Start of Material supplied
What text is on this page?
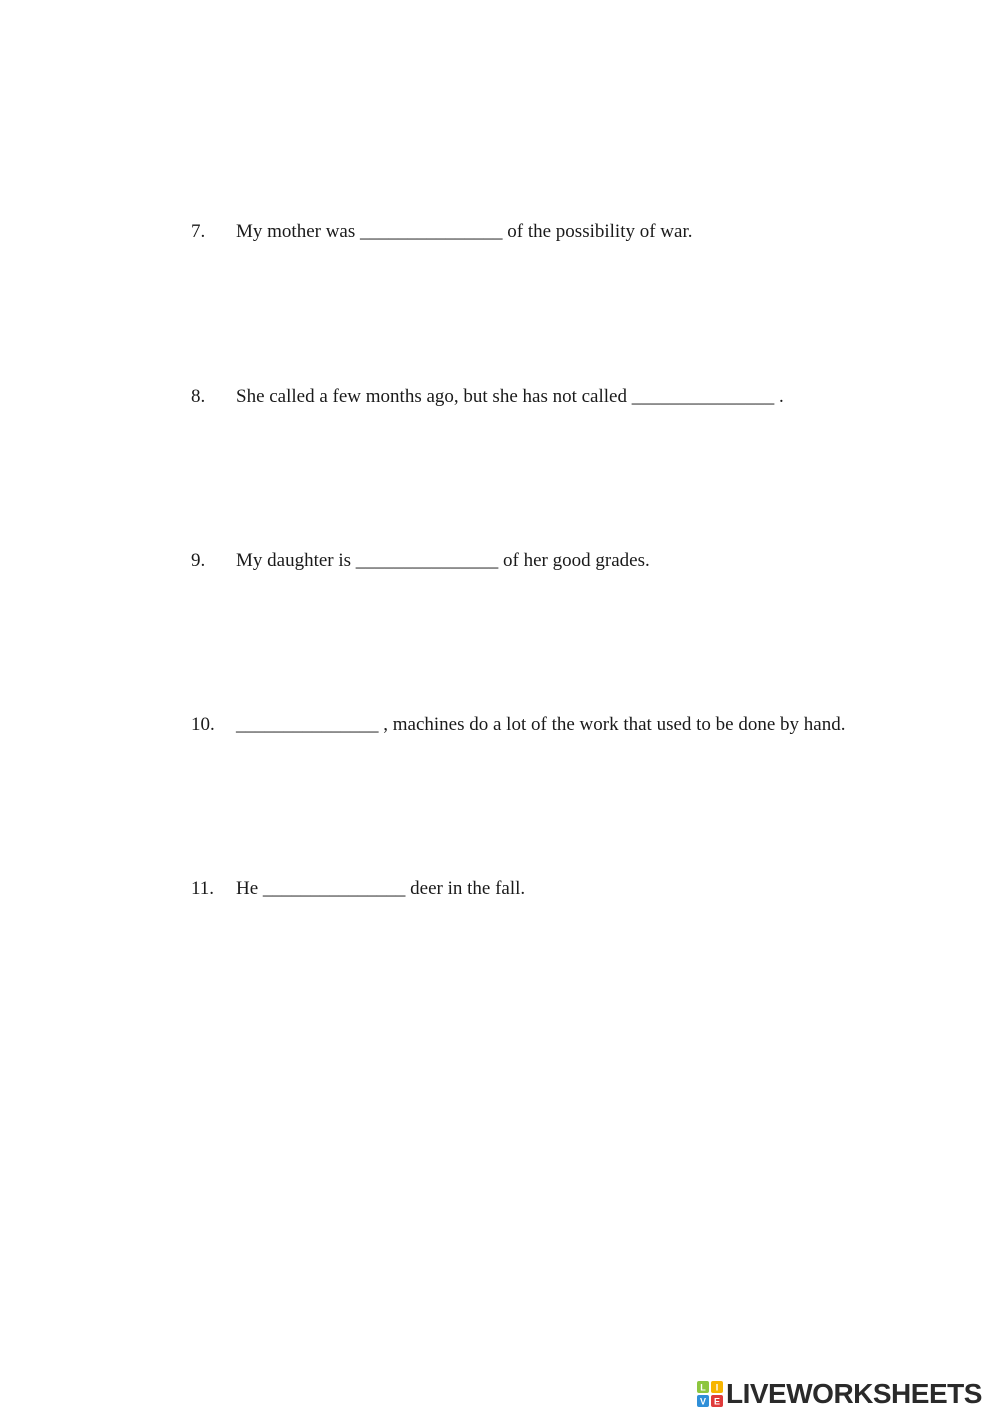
7. My mother was _______________ of the possibility of war.
8. She called a few months ago, but she has not called _______________ .
9. My daughter is _______________ of her good grades.
10. _______________ , machines do a lot of the work that used to be done by hand.
11. He _______________ deer in the fall.
L I
V E LIVEWORKSHEETS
End of Material supplied
What the task asks >>
Leave out the pictures and transcribe the entries above exactly.

Written reply >>
What text is on this page?
7. My mother was _______________ of the possibility of war.
8. She called a few months ago, but she has not called _______________ .
9. My daughter is _______________ of her good grades.
10. _______________ , machines do a lot of the work that used to be done by hand.
11. He _______________ deer in the fall.
L I
V E LIVEWORKSHEETS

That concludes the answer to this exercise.